### PROBLEM DETAILS
Each line of the listing that contains the word "tổng" is to be copied.

***** DATASET RECORDS *****

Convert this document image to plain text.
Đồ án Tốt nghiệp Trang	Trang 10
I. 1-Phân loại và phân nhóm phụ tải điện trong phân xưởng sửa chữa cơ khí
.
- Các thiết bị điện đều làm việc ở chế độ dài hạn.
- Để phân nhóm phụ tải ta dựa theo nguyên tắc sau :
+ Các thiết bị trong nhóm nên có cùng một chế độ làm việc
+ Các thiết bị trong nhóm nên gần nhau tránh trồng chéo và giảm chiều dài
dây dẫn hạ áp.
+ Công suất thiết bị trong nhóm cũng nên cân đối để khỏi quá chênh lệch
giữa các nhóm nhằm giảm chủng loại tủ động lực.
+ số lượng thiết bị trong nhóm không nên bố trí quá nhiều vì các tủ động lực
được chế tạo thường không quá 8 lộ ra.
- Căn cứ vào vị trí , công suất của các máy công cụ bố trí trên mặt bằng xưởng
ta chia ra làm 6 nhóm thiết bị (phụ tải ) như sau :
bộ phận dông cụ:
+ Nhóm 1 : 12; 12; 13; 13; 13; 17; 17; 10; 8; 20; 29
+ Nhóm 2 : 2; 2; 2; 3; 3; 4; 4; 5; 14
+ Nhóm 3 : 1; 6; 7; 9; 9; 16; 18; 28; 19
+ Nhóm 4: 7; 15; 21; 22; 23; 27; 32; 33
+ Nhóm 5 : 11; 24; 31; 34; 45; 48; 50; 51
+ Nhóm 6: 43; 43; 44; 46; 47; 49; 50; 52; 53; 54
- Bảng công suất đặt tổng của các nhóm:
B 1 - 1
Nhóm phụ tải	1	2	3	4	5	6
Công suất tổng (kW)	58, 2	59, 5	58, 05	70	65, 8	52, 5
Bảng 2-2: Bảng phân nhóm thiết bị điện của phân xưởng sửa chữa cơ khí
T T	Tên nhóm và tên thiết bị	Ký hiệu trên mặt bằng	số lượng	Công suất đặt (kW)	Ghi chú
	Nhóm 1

*****

### FINAL RESULT
- Bảng công suất đặt tổng của các nhóm:
Công suất tổng (kW)	58, 2	59, 5	58, 05	70	65, 8	52, 5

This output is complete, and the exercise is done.